[Saved entries]
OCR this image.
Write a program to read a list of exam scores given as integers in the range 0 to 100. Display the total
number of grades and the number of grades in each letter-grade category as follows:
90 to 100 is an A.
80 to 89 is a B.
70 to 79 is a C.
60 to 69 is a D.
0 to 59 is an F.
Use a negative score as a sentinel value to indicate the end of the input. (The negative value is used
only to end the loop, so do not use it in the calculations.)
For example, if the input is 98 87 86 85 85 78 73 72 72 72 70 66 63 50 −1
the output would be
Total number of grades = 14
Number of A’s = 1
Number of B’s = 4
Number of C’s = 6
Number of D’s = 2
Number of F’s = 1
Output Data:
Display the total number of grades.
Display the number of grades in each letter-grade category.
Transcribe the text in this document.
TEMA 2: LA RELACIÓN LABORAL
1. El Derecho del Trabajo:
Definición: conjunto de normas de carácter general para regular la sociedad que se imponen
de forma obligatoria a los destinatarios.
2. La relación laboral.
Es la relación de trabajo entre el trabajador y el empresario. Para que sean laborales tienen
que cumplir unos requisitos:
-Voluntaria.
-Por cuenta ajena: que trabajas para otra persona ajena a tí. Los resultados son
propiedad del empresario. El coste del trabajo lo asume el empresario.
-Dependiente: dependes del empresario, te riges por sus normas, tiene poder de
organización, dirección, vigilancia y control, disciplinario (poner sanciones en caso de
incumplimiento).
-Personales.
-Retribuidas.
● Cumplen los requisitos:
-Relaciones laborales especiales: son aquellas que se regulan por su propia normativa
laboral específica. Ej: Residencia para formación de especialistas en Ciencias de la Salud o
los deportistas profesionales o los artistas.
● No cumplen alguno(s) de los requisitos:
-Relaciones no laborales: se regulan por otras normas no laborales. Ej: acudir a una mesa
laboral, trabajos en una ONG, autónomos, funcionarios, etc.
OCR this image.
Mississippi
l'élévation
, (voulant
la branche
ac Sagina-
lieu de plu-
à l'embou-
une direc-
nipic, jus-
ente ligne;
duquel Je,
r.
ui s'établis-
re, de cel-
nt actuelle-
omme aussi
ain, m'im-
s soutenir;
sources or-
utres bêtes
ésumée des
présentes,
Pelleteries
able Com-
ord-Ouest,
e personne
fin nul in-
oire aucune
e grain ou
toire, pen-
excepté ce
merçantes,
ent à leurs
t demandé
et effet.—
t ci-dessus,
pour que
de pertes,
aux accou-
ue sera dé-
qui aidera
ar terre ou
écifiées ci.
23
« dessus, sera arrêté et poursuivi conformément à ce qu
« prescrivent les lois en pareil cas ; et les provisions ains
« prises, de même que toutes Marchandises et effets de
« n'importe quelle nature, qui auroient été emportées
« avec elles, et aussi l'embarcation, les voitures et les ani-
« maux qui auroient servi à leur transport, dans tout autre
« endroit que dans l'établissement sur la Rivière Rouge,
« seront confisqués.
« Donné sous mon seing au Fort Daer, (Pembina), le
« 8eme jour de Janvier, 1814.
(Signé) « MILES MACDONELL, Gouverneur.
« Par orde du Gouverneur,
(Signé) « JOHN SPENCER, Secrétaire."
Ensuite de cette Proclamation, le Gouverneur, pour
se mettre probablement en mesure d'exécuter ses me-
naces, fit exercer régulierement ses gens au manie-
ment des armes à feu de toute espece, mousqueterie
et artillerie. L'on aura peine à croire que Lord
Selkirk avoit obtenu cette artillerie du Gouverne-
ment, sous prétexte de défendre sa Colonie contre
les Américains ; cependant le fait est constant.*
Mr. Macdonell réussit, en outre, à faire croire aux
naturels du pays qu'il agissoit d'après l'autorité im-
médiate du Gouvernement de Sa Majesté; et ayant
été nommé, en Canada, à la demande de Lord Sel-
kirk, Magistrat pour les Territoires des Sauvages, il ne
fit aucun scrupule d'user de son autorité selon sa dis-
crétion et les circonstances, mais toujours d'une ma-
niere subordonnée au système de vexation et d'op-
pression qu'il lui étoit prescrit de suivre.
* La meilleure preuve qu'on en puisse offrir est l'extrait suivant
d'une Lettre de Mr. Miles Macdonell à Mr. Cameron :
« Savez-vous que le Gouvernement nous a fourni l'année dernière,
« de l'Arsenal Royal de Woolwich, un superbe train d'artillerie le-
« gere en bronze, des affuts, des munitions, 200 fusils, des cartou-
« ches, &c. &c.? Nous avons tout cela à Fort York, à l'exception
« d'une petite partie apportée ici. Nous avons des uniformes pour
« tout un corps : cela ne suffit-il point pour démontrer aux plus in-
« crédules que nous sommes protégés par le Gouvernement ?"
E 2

**DIRECTIONS FOR THIS TASK**
Return the whole listing exactly, with every line included.

**REPLY**
OCR this image.
Write a program to read a list of exam scores given as integers in the range 0 to 100. Display the total
number of grades and the number of grades in each letter-grade category as follows:
90 to 100 is an A.
80 to 89 is a B.
70 to 79 is a C.
60 to 69 is a D.
0 to 59 is an F.
Use a negative score as a sentinel value to indicate the end of the input. (The negative value is used
only to end the loop, so do not use it in the calculations.)
For example, if the input is 98 87 86 85 85 78 73 72 72 72 70 66 63 50 −1
the output would be
Total number of grades = 14
Number of A’s = 1
Number of B’s = 4
Number of C’s = 6
Number of D’s = 2
Number of F’s = 1
Output Data:
Display the total number of grades.
Display the number of grades in each letter-grade category.
Transcribe the text in this document.
TEMA 2: LA RELACIÓN LABORAL
1. El Derecho del Trabajo:
Definición: conjunto de normas de carácter general para regular la sociedad que se imponen
de forma obligatoria a los destinatarios.
2. La relación laboral.
Es la relación de trabajo entre el trabajador y el empresario. Para que sean laborales tienen
que cumplir unos requisitos:
-Voluntaria.
-Por cuenta ajena: que trabajas para otra persona ajena a tí. Los resultados son
propiedad del empresario. El coste del trabajo lo asume el empresario.
-Dependiente: dependes del empresario, te riges por sus normas, tiene poder de
organización, dirección, vigilancia y control, disciplinario (poner sanciones en caso de
incumplimiento).
-Personales.
-Retribuidas.
● Cumplen los requisitos:
-Relaciones laborales especiales: son aquellas que se regulan por su propia normativa
laboral específica. Ej: Residencia para formación de especialistas en Ciencias de la Salud o
los deportistas profesionales o los artistas.
● No cumplen alguno(s) de los requisitos:
-Relaciones no laborales: se regulan por otras normas no laborales. Ej: acudir a una mesa
laboral, trabajos en una ONG, autónomos, funcionarios, etc.
OCR this image.
Mississippi
l'élévation
, (voulant
la branche
ac Sagina-
lieu de plu-
à l'embou-
une direc-
nipic, jus-
ente ligne;
duquel Je,
r.
ui s'établis-
re, de cel-
nt actuelle-
omme aussi
ain, m'im-
s soutenir;
sources or-
utres bêtes
ésumée des
présentes,
Pelleteries
able Com-
ord-Ouest,
e personne
fin nul in-
oire aucune
e grain ou
toire, pen-
excepté ce
merçantes,
ent à leurs
t demandé
et effet.—
t ci-dessus,
pour que
de pertes,
aux accou-
ue sera dé-
qui aidera
ar terre ou
écifiées ci.
23
« dessus, sera arrêté et poursuivi conformément à ce qu
« prescrivent les lois en pareil cas ; et les provisions ains
« prises, de même que toutes Marchandises et effets de
« n'importe quelle nature, qui auroient été emportées
« avec elles, et aussi l'embarcation, les voitures et les ani-
« maux qui auroient servi à leur transport, dans tout autre
« endroit que dans l'établissement sur la Rivière Rouge,
« seront confisqués.
« Donné sous mon seing au Fort Daer, (Pembina), le
« 8eme jour de Janvier, 1814.
(Signé) « MILES MACDONELL, Gouverneur.
« Par orde du Gouverneur,
(Signé) « JOHN SPENCER, Secrétaire."
Ensuite de cette Proclamation, le Gouverneur, pour
se mettre probablement en mesure d'exécuter ses me-
naces, fit exercer régulierement ses gens au manie-
ment des armes à feu de toute espece, mousqueterie
et artillerie. L'on aura peine à croire que Lord
Selkirk avoit obtenu cette artillerie du Gouverne-
ment, sous prétexte de défendre sa Colonie contre
les Américains ; cependant le fait est constant.*
Mr. Macdonell réussit, en outre, à faire croire aux
naturels du pays qu'il agissoit d'après l'autorité im-
médiate du Gouvernement de Sa Majesté; et ayant
été nommé, en Canada, à la demande de Lord Sel-
kirk, Magistrat pour les Territoires des Sauvages, il ne
fit aucun scrupule d'user de son autorité selon sa dis-
crétion et les circonstances, mais toujours d'une ma-
niere subordonnée au système de vexation et d'op-
pression qu'il lui étoit prescrit de suivre.
* La meilleure preuve qu'on en puisse offrir est l'extrait suivant
d'une Lettre de Mr. Miles Macdonell à Mr. Cameron :
« Savez-vous que le Gouvernement nous a fourni l'année dernière,
« de l'Arsenal Royal de Woolwich, un superbe train d'artillerie le-
« gere en bronze, des affuts, des munitions, 200 fusils, des cartou-
« ches, &c. &c.? Nous avons tout cela à Fort York, à l'exception
« d'une petite partie apportée ici. Nous avons des uniformes pour
« tout un corps : cela ne suffit-il point pour démontrer aux plus in-
« crédules que nous sommes protégés par le Gouvernement ?"
E 2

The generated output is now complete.